→ DESCRIPTION OF THE TASK: Only a number is wanted: how many lines in the records below contain "title"?
** START OF INPUT RECORDS **
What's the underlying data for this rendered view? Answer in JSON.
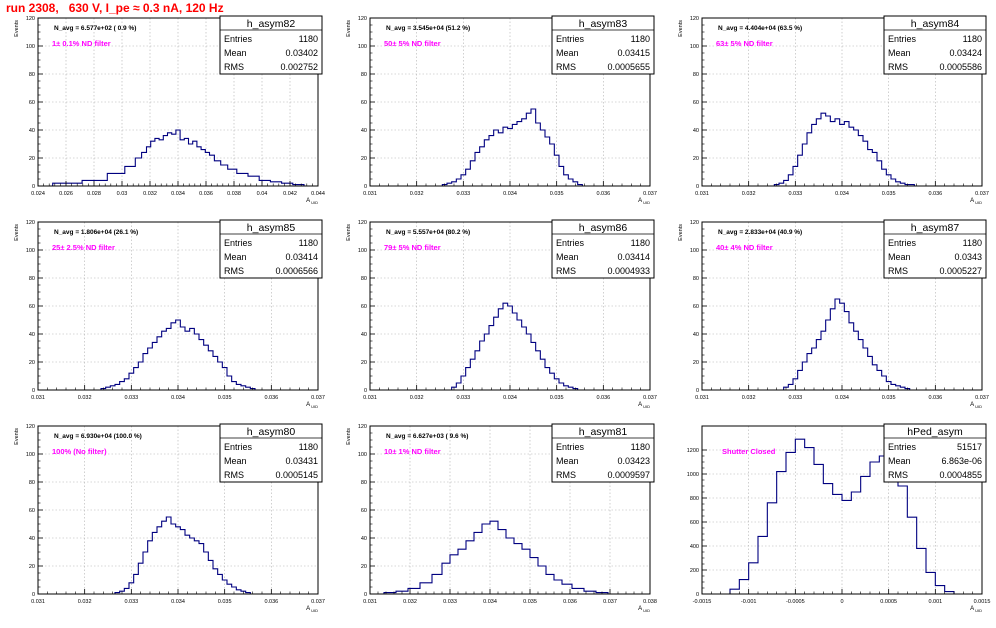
{
  "page": {
    "title": "run 2308,   630 V, I_pe ≈ 0.3 nA, 120 Hz"
  },
  "colors": {
    "title": "#ff0000",
    "histogram_line": "#000080",
    "annotation": "#ff00ff",
    "grid": "#b0b0b0",
    "text": "#000000"
  },
  "chart_data": [
    {
      "type": "histogram",
      "name": "h_asym82",
      "xlabel": "A_UID",
      "ylabel": "Events",
      "xlim": [
        0.024,
        0.044
      ],
      "ylim": [
        0,
        120
      ],
      "xticks": [
        0.024,
        0.026,
        0.028,
        0.03,
        0.032,
        0.034,
        0.036,
        0.038,
        0.04,
        0.042,
        0.044
      ],
      "xtick_labels": [
        "0.024",
        "0.026",
        "0.028",
        "0.03",
        "0.032",
        "0.034",
        "0.036",
        "0.038",
        "0.04",
        "0.042",
        "0.044"
      ],
      "yticks": [
        0,
        20,
        40,
        60,
        80,
        100,
        120
      ],
      "ytick_labels": [
        "0",
        "20",
        "40",
        "60",
        "80",
        "100",
        "120"
      ],
      "grid": true,
      "header_text": "N_avg = 6.577e+02 ( 0.9 %)",
      "annotation": "1± 0.1% ND filter",
      "stats": {
        "entries_label": "Entries",
        "entries": "1180",
        "mean_label": "Mean",
        "mean": "0.03402",
        "rms_label": "RMS",
        "rms": "0.002752"
      },
      "x": [
        0.0261,
        0.0282,
        0.0297,
        0.0307,
        0.0312,
        0.0316,
        0.0319,
        0.0322,
        0.0325,
        0.0328,
        0.0331,
        0.0334,
        0.0337,
        0.034,
        0.0343,
        0.0346,
        0.0349,
        0.0352,
        0.0355,
        0.0358,
        0.0361,
        0.0364,
        0.0368,
        0.0373,
        0.0378,
        0.0386,
        0.0394,
        0.0402,
        0.041,
        0.0418,
        0.0426
      ],
      "y": [
        2,
        4,
        9,
        14,
        20,
        24,
        28,
        32,
        34,
        33,
        36,
        38,
        37,
        40,
        33,
        34,
        30,
        32,
        28,
        26,
        24,
        22,
        18,
        15,
        12,
        9,
        7,
        4,
        3,
        2,
        1
      ]
    },
    {
      "type": "histogram",
      "name": "h_asym83",
      "xlabel": "A_UID",
      "ylabel": "Events",
      "xlim": [
        0.031,
        0.037
      ],
      "ylim": [
        0,
        120
      ],
      "xticks": [
        0.031,
        0.032,
        0.033,
        0.034,
        0.035,
        0.036,
        0.037
      ],
      "xtick_labels": [
        "0.031",
        "0.032",
        "0.033",
        "0.034",
        "0.035",
        "0.036",
        "0.037"
      ],
      "yticks": [
        0,
        20,
        40,
        60,
        80,
        100,
        120
      ],
      "ytick_labels": [
        "0",
        "20",
        "40",
        "60",
        "80",
        "100",
        "120"
      ],
      "grid": true,
      "header_text": "N_avg = 3.545e+04 (51.2 %)",
      "annotation": "50± 5% ND filter",
      "stats": {
        "entries_label": "Entries",
        "entries": "1180",
        "mean_label": "Mean",
        "mean": "0.03415",
        "rms_label": "RMS",
        "rms": "0.0005655"
      },
      "x": [
        0.0326,
        0.0327,
        0.0328,
        0.0329,
        0.033,
        0.0331,
        0.0332,
        0.0333,
        0.0334,
        0.0335,
        0.0336,
        0.0337,
        0.0338,
        0.0339,
        0.034,
        0.0341,
        0.0342,
        0.0343,
        0.0344,
        0.0345,
        0.0346,
        0.0347,
        0.0348,
        0.0349,
        0.035,
        0.0351,
        0.0352,
        0.0353,
        0.0354,
        0.0355
      ],
      "y": [
        1,
        2,
        3,
        5,
        8,
        12,
        18,
        24,
        28,
        33,
        36,
        40,
        38,
        42,
        41,
        44,
        46,
        48,
        52,
        55,
        45,
        40,
        35,
        30,
        22,
        14,
        8,
        5,
        3,
        1
      ]
    },
    {
      "type": "histogram",
      "name": "h_asym84",
      "xlabel": "A_UID",
      "ylabel": "Events",
      "xlim": [
        0.031,
        0.037
      ],
      "ylim": [
        0,
        120
      ],
      "xticks": [
        0.031,
        0.032,
        0.033,
        0.034,
        0.035,
        0.036,
        0.037
      ],
      "xtick_labels": [
        "0.031",
        "0.032",
        "0.033",
        "0.034",
        "0.035",
        "0.036",
        "0.037"
      ],
      "yticks": [
        0,
        20,
        40,
        60,
        80,
        100,
        120
      ],
      "ytick_labels": [
        "0",
        "20",
        "40",
        "60",
        "80",
        "100",
        "120"
      ],
      "grid": true,
      "header_text": "N_avg = 4.404e+04 (63.5 %)",
      "annotation": "63± 5% ND filter",
      "stats": {
        "entries_label": "Entries",
        "entries": "1180",
        "mean_label": "Mean",
        "mean": "0.03424",
        "rms_label": "RMS",
        "rms": "0.0005586"
      },
      "x": [
        0.0326,
        0.0327,
        0.0328,
        0.0329,
        0.033,
        0.0331,
        0.0332,
        0.0333,
        0.0334,
        0.0335,
        0.0336,
        0.0337,
        0.0338,
        0.0339,
        0.034,
        0.0341,
        0.0342,
        0.0343,
        0.0344,
        0.0345,
        0.0346,
        0.0347,
        0.0348,
        0.0349,
        0.035,
        0.0351,
        0.0352,
        0.0353,
        0.0354,
        0.0355
      ],
      "y": [
        1,
        2,
        4,
        8,
        14,
        22,
        30,
        38,
        44,
        48,
        52,
        50,
        46,
        48,
        44,
        46,
        42,
        40,
        36,
        32,
        26,
        24,
        18,
        12,
        8,
        5,
        3,
        2,
        1,
        1
      ]
    },
    {
      "type": "histogram",
      "name": "h_asym85",
      "xlabel": "A_UID",
      "ylabel": "Events",
      "xlim": [
        0.031,
        0.037
      ],
      "ylim": [
        0,
        120
      ],
      "xticks": [
        0.031,
        0.032,
        0.033,
        0.034,
        0.035,
        0.036,
        0.037
      ],
      "xtick_labels": [
        "0.031",
        "0.032",
        "0.033",
        "0.034",
        "0.035",
        "0.036",
        "0.037"
      ],
      "yticks": [
        0,
        20,
        40,
        60,
        80,
        100,
        120
      ],
      "ytick_labels": [
        "0",
        "20",
        "40",
        "60",
        "80",
        "100",
        "120"
      ],
      "grid": true,
      "header_text": "N_avg = 1.806e+04 (26.1 %)",
      "annotation": "25± 2.5% ND filter",
      "stats": {
        "entries_label": "Entries",
        "entries": "1180",
        "mean_label": "Mean",
        "mean": "0.03414",
        "rms_label": "RMS",
        "rms": "0.0006566"
      },
      "x": [
        0.0324,
        0.0325,
        0.0326,
        0.0327,
        0.0328,
        0.0329,
        0.033,
        0.0331,
        0.0332,
        0.0333,
        0.0334,
        0.0335,
        0.0336,
        0.0337,
        0.0338,
        0.0339,
        0.034,
        0.0341,
        0.0342,
        0.0343,
        0.0344,
        0.0345,
        0.0346,
        0.0347,
        0.0348,
        0.0349,
        0.035,
        0.0351,
        0.0352,
        0.0353,
        0.0354,
        0.0355,
        0.0356
      ],
      "y": [
        1,
        2,
        3,
        4,
        6,
        8,
        12,
        16,
        20,
        26,
        30,
        34,
        38,
        42,
        44,
        48,
        50,
        45,
        42,
        44,
        40,
        36,
        32,
        28,
        24,
        20,
        16,
        10,
        6,
        4,
        3,
        2,
        1
      ]
    },
    {
      "type": "histogram",
      "name": "h_asym86",
      "xlabel": "A_UID",
      "ylabel": "Events",
      "xlim": [
        0.031,
        0.037
      ],
      "ylim": [
        0,
        120
      ],
      "xticks": [
        0.031,
        0.032,
        0.033,
        0.034,
        0.035,
        0.036,
        0.037
      ],
      "xtick_labels": [
        "0.031",
        "0.032",
        "0.033",
        "0.034",
        "0.035",
        "0.036",
        "0.037"
      ],
      "yticks": [
        0,
        20,
        40,
        60,
        80,
        100,
        120
      ],
      "ytick_labels": [
        "0",
        "20",
        "40",
        "60",
        "80",
        "100",
        "120"
      ],
      "grid": true,
      "header_text": "N_avg = 5.557e+04 (80.2 %)",
      "annotation": "79± 5% ND filter",
      "stats": {
        "entries_label": "Entries",
        "entries": "1180",
        "mean_label": "Mean",
        "mean": "0.03414",
        "rms_label": "RMS",
        "rms": "0.0004933"
      },
      "x": [
        0.0328,
        0.0329,
        0.033,
        0.0331,
        0.0332,
        0.0333,
        0.0334,
        0.0335,
        0.0336,
        0.0337,
        0.0338,
        0.0339,
        0.034,
        0.0341,
        0.0342,
        0.0343,
        0.0344,
        0.0345,
        0.0346,
        0.0347,
        0.0348,
        0.0349,
        0.035,
        0.0351,
        0.0352,
        0.0353,
        0.0354
      ],
      "y": [
        2,
        5,
        10,
        16,
        22,
        28,
        35,
        40,
        46,
        52,
        58,
        62,
        60,
        55,
        50,
        45,
        40,
        34,
        28,
        22,
        16,
        12,
        8,
        5,
        3,
        2,
        1
      ]
    },
    {
      "type": "histogram",
      "name": "h_asym87",
      "xlabel": "A_UID",
      "ylabel": "Events",
      "xlim": [
        0.031,
        0.037
      ],
      "ylim": [
        0,
        120
      ],
      "xticks": [
        0.031,
        0.032,
        0.033,
        0.034,
        0.035,
        0.036,
        0.037
      ],
      "xtick_labels": [
        "0.031",
        "0.032",
        "0.033",
        "0.034",
        "0.035",
        "0.036",
        "0.037"
      ],
      "yticks": [
        0,
        20,
        40,
        60,
        80,
        100,
        120
      ],
      "ytick_labels": [
        "0",
        "20",
        "40",
        "60",
        "80",
        "100",
        "120"
      ],
      "grid": true,
      "header_text": "N_avg = 2.833e+04 (40.9 %)",
      "annotation": "40± 4% ND filter",
      "stats": {
        "entries_label": "Entries",
        "entries": "1180",
        "mean_label": "Mean",
        "mean": "0.0343",
        "rms_label": "RMS",
        "rms": "0.0005227"
      },
      "x": [
        0.0328,
        0.0329,
        0.033,
        0.0331,
        0.0332,
        0.0333,
        0.0334,
        0.0335,
        0.0336,
        0.0337,
        0.0338,
        0.0339,
        0.034,
        0.0341,
        0.0342,
        0.0343,
        0.0344,
        0.0345,
        0.0346,
        0.0347,
        0.0348,
        0.0349,
        0.035,
        0.0351,
        0.0352,
        0.0353,
        0.0354
      ],
      "y": [
        2,
        4,
        8,
        14,
        20,
        26,
        30,
        36,
        42,
        50,
        58,
        65,
        62,
        56,
        48,
        42,
        36,
        30,
        24,
        18,
        14,
        10,
        6,
        4,
        3,
        2,
        1
      ]
    },
    {
      "type": "histogram",
      "name": "h_asym80",
      "xlabel": "A_UID",
      "ylabel": "Events",
      "xlim": [
        0.031,
        0.037
      ],
      "ylim": [
        0,
        120
      ],
      "xticks": [
        0.031,
        0.032,
        0.033,
        0.034,
        0.035,
        0.036,
        0.037
      ],
      "xtick_labels": [
        "0.031",
        "0.032",
        "0.033",
        "0.034",
        "0.035",
        "0.036",
        "0.037"
      ],
      "yticks": [
        0,
        20,
        40,
        60,
        80,
        100,
        120
      ],
      "ytick_labels": [
        "0",
        "20",
        "40",
        "60",
        "80",
        "100",
        "120"
      ],
      "grid": true,
      "header_text": "N_avg = 6.930e+04 (100.0 %)",
      "annotation": "100% (No filter)",
      "stats": {
        "entries_label": "Entries",
        "entries": "1180",
        "mean_label": "Mean",
        "mean": "0.03431",
        "rms_label": "RMS",
        "rms": "0.0005145"
      },
      "x": [
        0.0327,
        0.0328,
        0.0329,
        0.033,
        0.0331,
        0.0332,
        0.0333,
        0.0334,
        0.0335,
        0.0336,
        0.0337,
        0.0338,
        0.0339,
        0.034,
        0.0341,
        0.0342,
        0.0343,
        0.0344,
        0.0345,
        0.0346,
        0.0347,
        0.0348,
        0.0349,
        0.035,
        0.0351,
        0.0352,
        0.0353,
        0.0354,
        0.0355
      ],
      "y": [
        1,
        2,
        4,
        8,
        14,
        22,
        30,
        38,
        44,
        48,
        52,
        55,
        50,
        48,
        46,
        42,
        40,
        38,
        36,
        30,
        24,
        18,
        14,
        10,
        7,
        5,
        3,
        2,
        1
      ]
    },
    {
      "type": "histogram",
      "name": "h_asym81",
      "xlabel": "A_UID",
      "ylabel": "Events",
      "xlim": [
        0.031,
        0.038
      ],
      "ylim": [
        0,
        120
      ],
      "xticks": [
        0.031,
        0.032,
        0.033,
        0.034,
        0.035,
        0.036,
        0.037,
        0.038
      ],
      "xtick_labels": [
        "0.031",
        "0.032",
        "0.033",
        "0.034",
        "0.035",
        "0.036",
        "0.037",
        "0.038"
      ],
      "yticks": [
        0,
        20,
        40,
        60,
        80,
        100,
        120
      ],
      "ytick_labels": [
        "0",
        "20",
        "40",
        "60",
        "80",
        "100",
        "120"
      ],
      "grid": true,
      "header_text": "N_avg = 6.627e+03 ( 9.6 %)",
      "annotation": "10± 1% ND filter",
      "stats": {
        "entries_label": "Entries",
        "entries": "1180",
        "mean_label": "Mean",
        "mean": "0.03423",
        "rms_label": "RMS",
        "rms": "0.0009597"
      },
      "x": [
        0.0315,
        0.0318,
        0.0321,
        0.0324,
        0.0327,
        0.0329,
        0.0331,
        0.0333,
        0.0335,
        0.0337,
        0.0339,
        0.0341,
        0.0343,
        0.0345,
        0.0347,
        0.0349,
        0.0351,
        0.0353,
        0.0355,
        0.0357,
        0.0359,
        0.0362,
        0.0365,
        0.0368
      ],
      "y": [
        1,
        2,
        4,
        8,
        14,
        22,
        28,
        32,
        38,
        44,
        50,
        52,
        46,
        40,
        36,
        32,
        26,
        20,
        14,
        10,
        7,
        4,
        2,
        1
      ]
    },
    {
      "type": "histogram",
      "name": "hPed_asym",
      "xlabel": "A_UID",
      "ylabel": "",
      "xlim": [
        -0.0015,
        0.0015
      ],
      "ylim": [
        0,
        1400
      ],
      "xticks": [
        -0.0015,
        -0.001,
        -0.0005,
        0,
        0.0005,
        0.001,
        0.0015
      ],
      "xtick_labels": [
        "-0.0015",
        "-0.001",
        "-0.0005",
        "0",
        "0.0005",
        "0.001",
        "0.0015"
      ],
      "yticks": [
        0,
        200,
        400,
        600,
        800,
        1000,
        1200
      ],
      "ytick_labels": [
        "0",
        "200",
        "400",
        "600",
        "800",
        "1000",
        "1200"
      ],
      "grid": true,
      "header_text": "",
      "annotation": "Shutter Closed",
      "stats": {
        "entries_label": "Entries",
        "entries": "51517",
        "mean_label": "Mean",
        "mean": "6.863e-06",
        "rms_label": "RMS",
        "rms": "0.0004855"
      },
      "x": [
        -0.00115,
        -0.00105,
        -0.00095,
        -0.00085,
        -0.00075,
        -0.00065,
        -0.00055,
        -0.00045,
        -0.00035,
        -0.00025,
        -0.00015,
        -5e-05,
        5e-05,
        0.00015,
        0.00025,
        0.00035,
        0.00045,
        0.00055,
        0.00065,
        0.00075,
        0.00085,
        0.00095,
        0.00105,
        0.00115
      ],
      "y": [
        40,
        120,
        260,
        480,
        760,
        1020,
        1180,
        1290,
        1220,
        1080,
        920,
        830,
        780,
        850,
        980,
        1100,
        1150,
        1080,
        900,
        640,
        380,
        180,
        70,
        20
      ]
    }
  ]
}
** END OF INPUT RECORDS **
→ RESULT FOR THIS TASK: 2